**** Input for this task

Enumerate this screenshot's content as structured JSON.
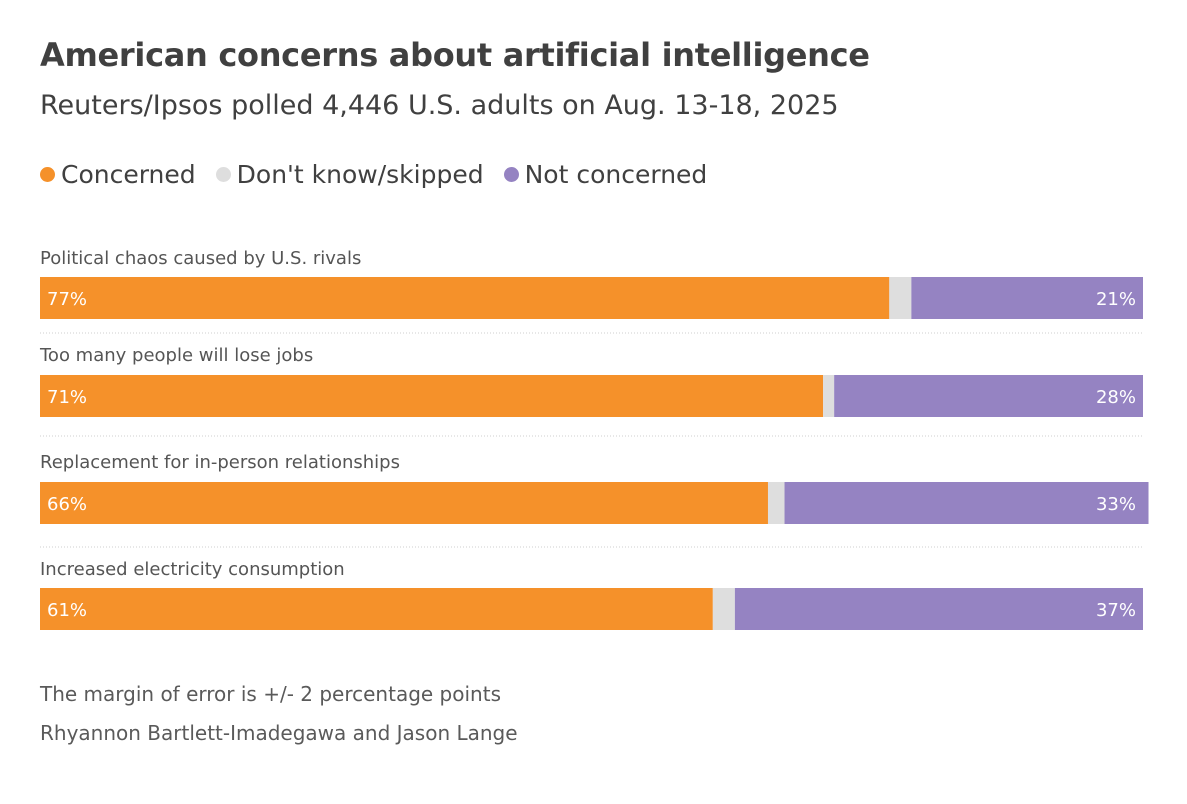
{
  "header": {
    "title": "American concerns about artificial intelligence",
    "subtitle": "Reuters/Ipsos polled 4,446 U.S. adults on Aug. 13-18, 2025"
  },
  "legend": {
    "items": [
      {
        "label": "Concerned",
        "color": "#f5912a"
      },
      {
        "label": "Don't know/skipped",
        "color": "#dedede"
      },
      {
        "label": "Not concerned",
        "color": "#9583c2"
      }
    ]
  },
  "chart_data": {
    "type": "bar",
    "orientation": "horizontal",
    "stacked": true,
    "categories": [
      "Political chaos caused by U.S. rivals",
      "Too many people will lose jobs",
      "Replacement for in-person relationships",
      "Increased electricity consumption"
    ],
    "series": [
      {
        "name": "Concerned",
        "values": [
          77,
          71,
          66,
          61
        ],
        "labels": [
          "77%",
          "71%",
          "66%",
          "61%"
        ],
        "color": "#f5912a"
      },
      {
        "name": "Don't know/skipped",
        "values": [
          2,
          1,
          1.5,
          2
        ],
        "color": "#dedede"
      },
      {
        "name": "Not concerned",
        "values": [
          21,
          28,
          33,
          37
        ],
        "labels": [
          "21%",
          "28%",
          "33%",
          "37%"
        ],
        "color": "#9583c2"
      }
    ],
    "xlim": [
      0,
      100
    ],
    "legend_position": "top-left"
  },
  "footer": {
    "note": "The margin of error is +/- 2 percentage points",
    "credit": "Rhyannon Bartlett-Imadegawa and Jason Lange"
  }
}
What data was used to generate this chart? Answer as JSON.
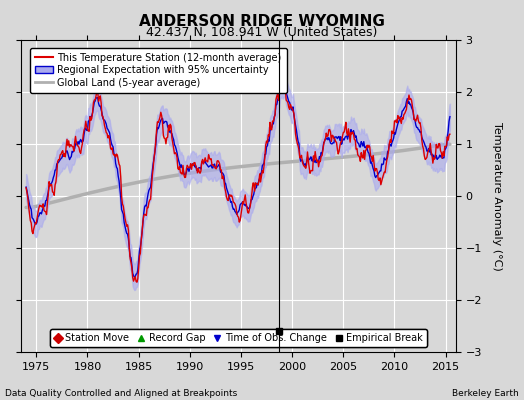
{
  "title": "ANDERSON RIDGE WYOMING",
  "subtitle": "42.437 N, 108.941 W (United States)",
  "ylabel": "Temperature Anomaly (°C)",
  "xlabel_left": "Data Quality Controlled and Aligned at Breakpoints",
  "xlabel_right": "Berkeley Earth",
  "xlim": [
    1973.5,
    2016.0
  ],
  "ylim": [
    -3.0,
    3.0
  ],
  "yticks": [
    -3,
    -2,
    -1,
    0,
    1,
    2,
    3
  ],
  "xticks": [
    1975,
    1980,
    1985,
    1990,
    1995,
    2000,
    2005,
    2010,
    2015
  ],
  "background_color": "#d8d8d8",
  "plot_bg_color": "#d8d8d8",
  "grid_color": "white",
  "station_color": "#dd0000",
  "regional_color": "#0000cc",
  "regional_fill_color": "#aaaaee",
  "global_color": "#b0b0b0",
  "empirical_break_year": 1998.7,
  "empirical_break_y": -2.6,
  "vertical_line_year": 1998.7,
  "legend_items": [
    {
      "label": "This Temperature Station (12-month average)",
      "color": "#dd0000",
      "lw": 1.5
    },
    {
      "label": "Regional Expectation with 95% uncertainty",
      "color": "#0000cc",
      "fill": "#aaaaee"
    },
    {
      "label": "Global Land (5-year average)",
      "color": "#b0b0b0",
      "lw": 2.0
    }
  ],
  "marker_items": [
    {
      "label": "Station Move",
      "color": "#cc0000",
      "marker": "D"
    },
    {
      "label": "Record Gap",
      "color": "#009900",
      "marker": "^"
    },
    {
      "label": "Time of Obs. Change",
      "color": "#0000cc",
      "marker": "v"
    },
    {
      "label": "Empirical Break",
      "color": "#000000",
      "marker": "s"
    }
  ]
}
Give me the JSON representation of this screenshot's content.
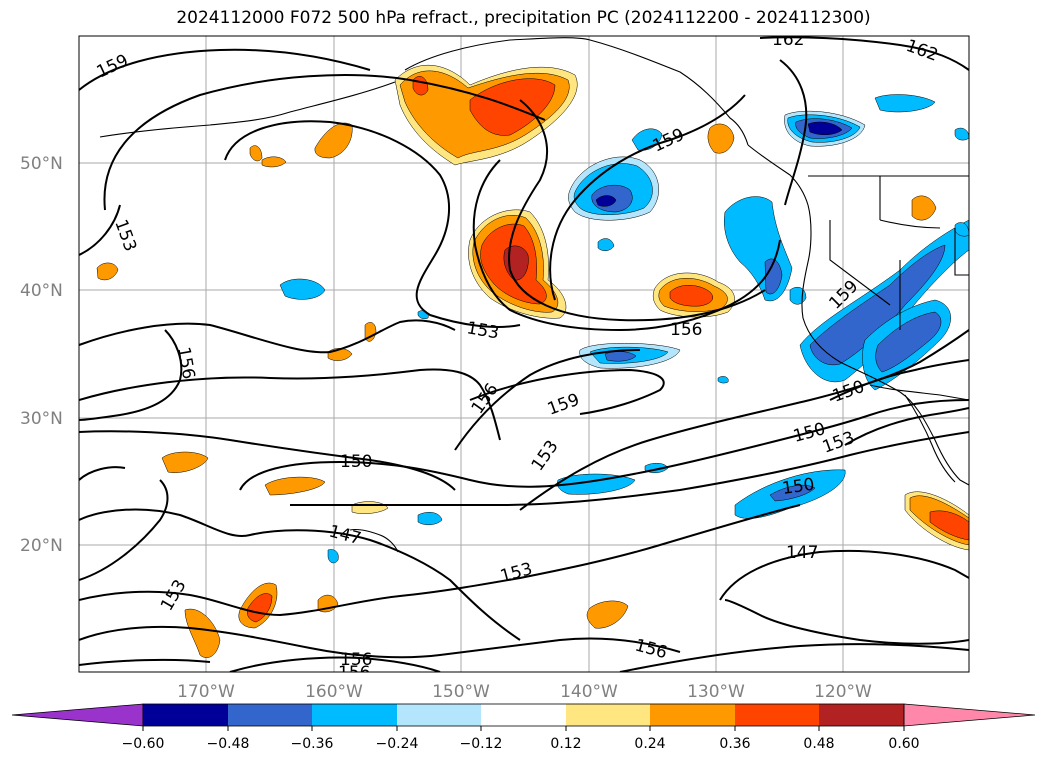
{
  "title": "2024112000 F072 500 hPa refract., precipitation PC (2024112200 - 2024112300)",
  "lat_labels": [
    "50°N",
    "40°N",
    "30°N",
    "20°N"
  ],
  "lon_labels": [
    "170°W",
    "160°W",
    "150°W",
    "140°W",
    "130°W",
    "120°W"
  ],
  "contour_labels": [
    "159",
    "162",
    "162",
    "159",
    "153",
    "153",
    "156",
    "159",
    "156",
    "156",
    "159",
    "153",
    "150",
    "150",
    "153",
    "150",
    "150",
    "147",
    "147",
    "153",
    "153",
    "156",
    "156",
    "156"
  ],
  "colorbar": {
    "ticks": [
      "−0.60",
      "−0.48",
      "−0.36",
      "−0.24",
      "−0.12",
      "0.12",
      "0.24",
      "0.36",
      "0.48",
      "0.60"
    ],
    "colors": [
      "#9933cc",
      "#000099",
      "#3366cc",
      "#00bbff",
      "#b3e5fc",
      "#ffffff",
      "#ffe680",
      "#ff9900",
      "#ff4400",
      "#b22222",
      "#ff88aa"
    ]
  },
  "colors": {
    "coast": "#000000",
    "grid": "#aaaaaa",
    "contour": "#000000"
  }
}
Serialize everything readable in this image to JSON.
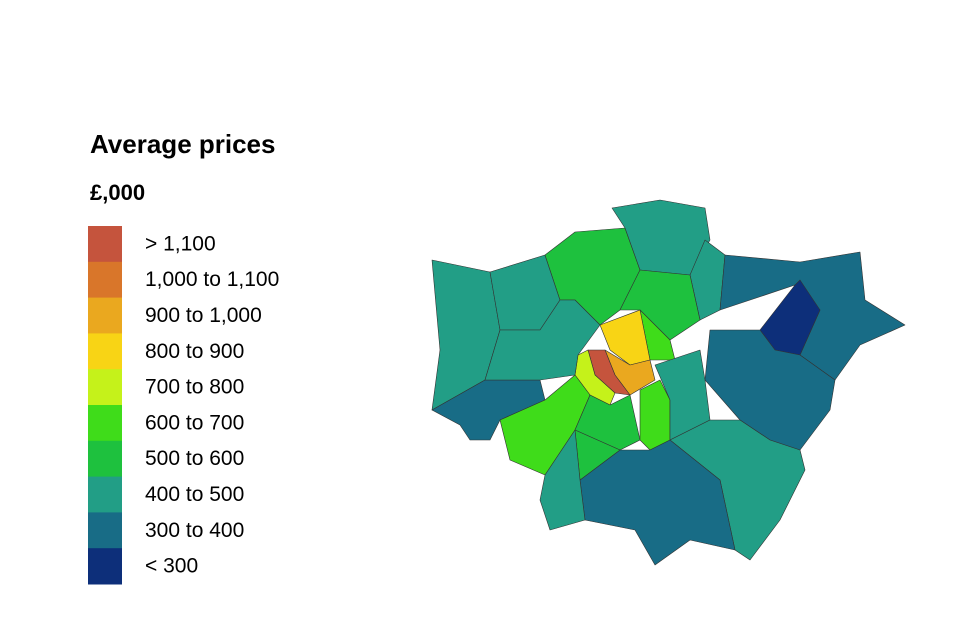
{
  "legend": {
    "title": "Average prices",
    "subtitle": "£,000",
    "items": [
      {
        "label": "> 1,100",
        "color": "#c5543d"
      },
      {
        "label": "1,000 to 1,100",
        "color": "#d9762a"
      },
      {
        "label": "900 to 1,000",
        "color": "#eaa81f"
      },
      {
        "label": "800 to 900",
        "color": "#f8d415"
      },
      {
        "label": "700 to 800",
        "color": "#c5f21a"
      },
      {
        "label": "600 to 700",
        "color": "#3fdc1a"
      },
      {
        "label": "500 to 600",
        "color": "#1ec13e"
      },
      {
        "label": "400 to 500",
        "color": "#229e86"
      },
      {
        "label": "300 to 400",
        "color": "#186c86"
      },
      {
        "label": "< 300",
        "color": "#0d2f7a"
      }
    ]
  }
}
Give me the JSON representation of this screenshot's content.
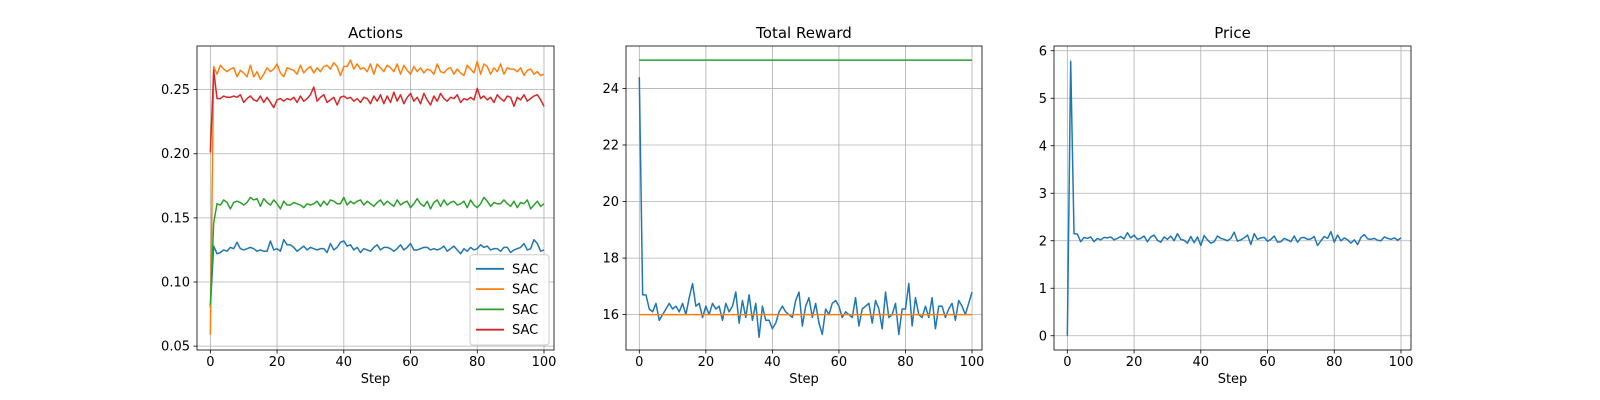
{
  "chart_data": [
    {
      "type": "line",
      "title": "Actions",
      "xlabel": "Step",
      "ylabel": "",
      "xlim": [
        -4,
        103
      ],
      "ylim": [
        0.047,
        0.284
      ],
      "xticks": [
        0,
        20,
        40,
        60,
        80,
        100
      ],
      "yticks": [
        0.05,
        0.1,
        0.15,
        0.2,
        0.25
      ],
      "ytick_labels": [
        "0.05",
        "0.10",
        "0.15",
        "0.20",
        "0.25"
      ],
      "grid": true,
      "legend": "lower right",
      "series": [
        {
          "name": "SAC",
          "color": "#1f77b4",
          "values": [
            0.08,
            0.128,
            0.122,
            0.123,
            0.125,
            0.124,
            0.127,
            0.126,
            0.131,
            0.126,
            0.125,
            0.126,
            0.127,
            0.126,
            0.124,
            0.125,
            0.124,
            0.124,
            0.132,
            0.125,
            0.126,
            0.124,
            0.133,
            0.129,
            0.129,
            0.127,
            0.124,
            0.126,
            0.128,
            0.125,
            0.127,
            0.126,
            0.125,
            0.126,
            0.126,
            0.123,
            0.13,
            0.125,
            0.127,
            0.131,
            0.132,
            0.128,
            0.129,
            0.125,
            0.127,
            0.123,
            0.126,
            0.125,
            0.124,
            0.127,
            0.129,
            0.125,
            0.127,
            0.127,
            0.126,
            0.124,
            0.126,
            0.129,
            0.125,
            0.127,
            0.13,
            0.125,
            0.125,
            0.126,
            0.127,
            0.127,
            0.125,
            0.126,
            0.125,
            0.126,
            0.128,
            0.124,
            0.126,
            0.128,
            0.125,
            0.122,
            0.126,
            0.124,
            0.127,
            0.125,
            0.126,
            0.129,
            0.127,
            0.128,
            0.125,
            0.126,
            0.126,
            0.124,
            0.127,
            0.127,
            0.123,
            0.125,
            0.126,
            0.127,
            0.13,
            0.125,
            0.126,
            0.133,
            0.13,
            0.124,
            0.125
          ]
        },
        {
          "name": "SAC",
          "color": "#ff7f0e",
          "values": [
            0.059,
            0.268,
            0.262,
            0.269,
            0.266,
            0.264,
            0.266,
            0.267,
            0.26,
            0.265,
            0.263,
            0.26,
            0.269,
            0.26,
            0.264,
            0.258,
            0.262,
            0.267,
            0.264,
            0.266,
            0.27,
            0.263,
            0.26,
            0.267,
            0.266,
            0.265,
            0.262,
            0.269,
            0.263,
            0.266,
            0.268,
            0.263,
            0.267,
            0.264,
            0.268,
            0.269,
            0.266,
            0.271,
            0.268,
            0.261,
            0.268,
            0.268,
            0.273,
            0.266,
            0.27,
            0.266,
            0.267,
            0.264,
            0.27,
            0.262,
            0.27,
            0.267,
            0.264,
            0.269,
            0.267,
            0.264,
            0.27,
            0.262,
            0.269,
            0.265,
            0.262,
            0.268,
            0.264,
            0.267,
            0.263,
            0.266,
            0.265,
            0.262,
            0.27,
            0.264,
            0.263,
            0.266,
            0.267,
            0.262,
            0.266,
            0.263,
            0.261,
            0.269,
            0.266,
            0.263,
            0.272,
            0.262,
            0.27,
            0.268,
            0.262,
            0.267,
            0.264,
            0.27,
            0.262,
            0.267,
            0.266,
            0.266,
            0.264,
            0.267,
            0.261,
            0.265,
            0.266,
            0.262,
            0.264,
            0.261,
            0.262
          ]
        },
        {
          "name": "SAC",
          "color": "#2ca02c",
          "values": [
            0.082,
            0.146,
            0.161,
            0.16,
            0.164,
            0.162,
            0.157,
            0.162,
            0.163,
            0.162,
            0.16,
            0.162,
            0.166,
            0.164,
            0.165,
            0.159,
            0.165,
            0.162,
            0.16,
            0.164,
            0.161,
            0.157,
            0.163,
            0.16,
            0.16,
            0.162,
            0.161,
            0.16,
            0.158,
            0.161,
            0.16,
            0.161,
            0.163,
            0.159,
            0.163,
            0.16,
            0.164,
            0.163,
            0.161,
            0.161,
            0.166,
            0.16,
            0.163,
            0.161,
            0.163,
            0.164,
            0.16,
            0.163,
            0.161,
            0.159,
            0.162,
            0.164,
            0.16,
            0.163,
            0.161,
            0.159,
            0.164,
            0.16,
            0.162,
            0.163,
            0.158,
            0.161,
            0.165,
            0.161,
            0.159,
            0.163,
            0.157,
            0.162,
            0.164,
            0.159,
            0.164,
            0.16,
            0.162,
            0.163,
            0.16,
            0.161,
            0.163,
            0.158,
            0.164,
            0.16,
            0.158,
            0.161,
            0.166,
            0.163,
            0.159,
            0.162,
            0.161,
            0.161,
            0.164,
            0.161,
            0.159,
            0.163,
            0.158,
            0.162,
            0.161,
            0.164,
            0.157,
            0.16,
            0.163,
            0.159,
            0.161
          ]
        },
        {
          "name": "SAC",
          "color": "#d62728",
          "values": [
            0.201,
            0.265,
            0.243,
            0.243,
            0.245,
            0.244,
            0.244,
            0.245,
            0.244,
            0.246,
            0.24,
            0.243,
            0.245,
            0.242,
            0.241,
            0.245,
            0.24,
            0.244,
            0.24,
            0.236,
            0.242,
            0.243,
            0.241,
            0.243,
            0.242,
            0.244,
            0.24,
            0.245,
            0.241,
            0.243,
            0.246,
            0.252,
            0.241,
            0.244,
            0.246,
            0.24,
            0.242,
            0.244,
            0.238,
            0.244,
            0.245,
            0.243,
            0.244,
            0.241,
            0.243,
            0.24,
            0.244,
            0.243,
            0.239,
            0.245,
            0.241,
            0.246,
            0.239,
            0.245,
            0.24,
            0.248,
            0.241,
            0.246,
            0.239,
            0.244,
            0.247,
            0.241,
            0.244,
            0.239,
            0.247,
            0.242,
            0.238,
            0.245,
            0.241,
            0.247,
            0.243,
            0.241,
            0.244,
            0.243,
            0.246,
            0.24,
            0.243,
            0.242,
            0.244,
            0.242,
            0.251,
            0.243,
            0.245,
            0.242,
            0.244,
            0.24,
            0.246,
            0.243,
            0.241,
            0.245,
            0.244,
            0.237,
            0.244,
            0.242,
            0.246,
            0.241,
            0.243,
            0.245,
            0.246,
            0.242,
            0.237
          ]
        }
      ]
    },
    {
      "type": "line",
      "title": "Total Reward",
      "xlabel": "Step",
      "ylabel": "",
      "xlim": [
        -4,
        103
      ],
      "ylim": [
        14.75,
        25.5
      ],
      "xticks": [
        0,
        20,
        40,
        60,
        80,
        100
      ],
      "yticks": [
        16,
        18,
        20,
        22,
        24
      ],
      "ytick_labels": [
        "16",
        "18",
        "20",
        "22",
        "24"
      ],
      "grid": true,
      "series": [
        {
          "color": "#1f77b4",
          "values": [
            24.4,
            16.7,
            16.7,
            16.2,
            16.1,
            16.4,
            15.8,
            16.0,
            16.2,
            16.4,
            16.2,
            16.3,
            16.1,
            16.4,
            16.0,
            16.6,
            17.1,
            16.3,
            16.4,
            15.9,
            16.3,
            16.0,
            16.4,
            16.2,
            16.3,
            15.8,
            16.4,
            16.1,
            16.3,
            16.8,
            15.7,
            16.5,
            15.9,
            16.7,
            15.8,
            16.4,
            15.2,
            16.3,
            15.8,
            15.8,
            15.5,
            15.7,
            16.1,
            16.3,
            16.1,
            16.0,
            15.9,
            16.5,
            16.8,
            15.6,
            16.3,
            16.6,
            15.9,
            16.4,
            15.7,
            15.3,
            16.2,
            16.0,
            16.4,
            16.5,
            16.3,
            15.9,
            16.1,
            16.0,
            15.9,
            16.6,
            15.6,
            16.2,
            16.3,
            16.4,
            15.7,
            16.5,
            16.2,
            15.5,
            16.8,
            15.9,
            16.0,
            16.4,
            15.3,
            16.2,
            16.2,
            17.1,
            15.6,
            16.6,
            16.0,
            15.9,
            16.3,
            15.9,
            16.6,
            15.5,
            16.3,
            16.3,
            15.9,
            16.2,
            16.4,
            15.8,
            16.5,
            16.3,
            16.0,
            16.4,
            16.8
          ]
        },
        {
          "color": "#ff7f0e",
          "values": [
            16.0,
            16.0,
            16.0,
            16.0,
            16.0,
            16.0,
            16.0,
            16.0,
            16.0,
            16.0,
            16.0,
            16.0,
            16.0,
            16.0,
            16.0,
            16.0,
            16.0,
            16.0,
            16.0,
            16.0,
            16.0,
            16.0,
            16.0,
            16.0,
            16.0,
            16.0,
            16.0,
            16.0,
            16.0,
            16.0,
            16.0,
            16.0,
            16.0,
            16.0,
            16.0,
            16.0,
            16.0,
            16.0,
            16.0,
            16.0,
            16.0,
            16.0,
            16.0,
            16.0,
            16.0,
            16.0,
            16.0,
            16.0,
            16.0,
            16.0,
            16.0,
            16.0,
            16.0,
            16.0,
            16.0,
            16.0,
            16.0,
            16.0,
            16.0,
            16.0,
            16.0,
            16.0,
            16.0,
            16.0,
            16.0,
            16.0,
            16.0,
            16.0,
            16.0,
            16.0,
            16.0,
            16.0,
            16.0,
            16.0,
            16.0,
            16.0,
            16.0,
            16.0,
            16.0,
            16.0,
            16.0,
            16.0,
            16.0,
            16.0,
            16.0,
            16.0,
            16.0,
            16.0,
            16.0,
            16.0,
            16.0,
            16.0,
            16.0,
            16.0,
            16.0,
            16.0,
            16.0,
            16.0,
            16.0,
            16.0,
            16.0
          ]
        },
        {
          "color": "#2ca02c",
          "values": [
            25.0,
            25.0,
            25.0,
            25.0,
            25.0,
            25.0,
            25.0,
            25.0,
            25.0,
            25.0,
            25.0,
            25.0,
            25.0,
            25.0,
            25.0,
            25.0,
            25.0,
            25.0,
            25.0,
            25.0,
            25.0,
            25.0,
            25.0,
            25.0,
            25.0,
            25.0,
            25.0,
            25.0,
            25.0,
            25.0,
            25.0,
            25.0,
            25.0,
            25.0,
            25.0,
            25.0,
            25.0,
            25.0,
            25.0,
            25.0,
            25.0,
            25.0,
            25.0,
            25.0,
            25.0,
            25.0,
            25.0,
            25.0,
            25.0,
            25.0,
            25.0,
            25.0,
            25.0,
            25.0,
            25.0,
            25.0,
            25.0,
            25.0,
            25.0,
            25.0,
            25.0,
            25.0,
            25.0,
            25.0,
            25.0,
            25.0,
            25.0,
            25.0,
            25.0,
            25.0,
            25.0,
            25.0,
            25.0,
            25.0,
            25.0,
            25.0,
            25.0,
            25.0,
            25.0,
            25.0,
            25.0,
            25.0,
            25.0,
            25.0,
            25.0,
            25.0,
            25.0,
            25.0,
            25.0,
            25.0,
            25.0,
            25.0,
            25.0,
            25.0,
            25.0,
            25.0,
            25.0,
            25.0,
            25.0,
            25.0,
            25.0
          ]
        }
      ]
    },
    {
      "type": "line",
      "title": "Price",
      "xlabel": "Step",
      "ylabel": "",
      "xlim": [
        -4,
        103
      ],
      "ylim": [
        -0.3,
        6.1
      ],
      "xticks": [
        0,
        20,
        40,
        60,
        80,
        100
      ],
      "yticks": [
        0,
        1,
        2,
        3,
        4,
        5,
        6
      ],
      "ytick_labels": [
        "0",
        "1",
        "2",
        "3",
        "4",
        "5",
        "6"
      ],
      "grid": true,
      "series": [
        {
          "color": "#1f77b4",
          "values": [
            0.0,
            5.78,
            2.15,
            2.14,
            1.98,
            2.07,
            2.05,
            2.08,
            1.98,
            2.05,
            2.02,
            2.07,
            2.06,
            2.08,
            2.02,
            2.05,
            2.09,
            2.04,
            2.17,
            2.06,
            2.12,
            2.03,
            2.05,
            2.1,
            1.98,
            2.08,
            2.12,
            2.01,
            1.97,
            2.08,
            2.03,
            2.1,
            2.0,
            2.15,
            2.03,
            2.01,
            1.95,
            2.09,
            1.96,
            2.08,
            1.9,
            2.11,
            2.02,
            1.95,
            1.98,
            2.1,
            2.05,
            2.03,
            2.0,
            2.05,
            2.18,
            1.99,
            2.02,
            2.06,
            2.12,
            1.92,
            2.15,
            2.03,
            2.06,
            2.07,
            1.99,
            2.03,
            2.1,
            1.97,
            1.98,
            2.05,
            2.02,
            1.98,
            2.1,
            1.97,
            2.06,
            2.07,
            2.03,
            2.04,
            2.09,
            1.9,
            2.0,
            2.09,
            2.05,
            2.19,
            1.97,
            2.12,
            2.0,
            2.06,
            2.02,
            1.95,
            2.02,
            1.92,
            2.07,
            2.13,
            2.04,
            2.03,
            2.05,
            2.01,
            2.0,
            2.08,
            2.05,
            2.03,
            2.06,
            2.01,
            2.06
          ]
        }
      ]
    }
  ]
}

********

§ To be done: In the entries above, find each line with the word "subtitle" and show it.

§ The solution:
    "subtitle": "Reuters/Ipsos polled 4,446 U.S. adults on Aug. 13-18, 2025"
  "subtitle": "42.437 N, 108.941 W (United States)",
    "subtitle": "£,000",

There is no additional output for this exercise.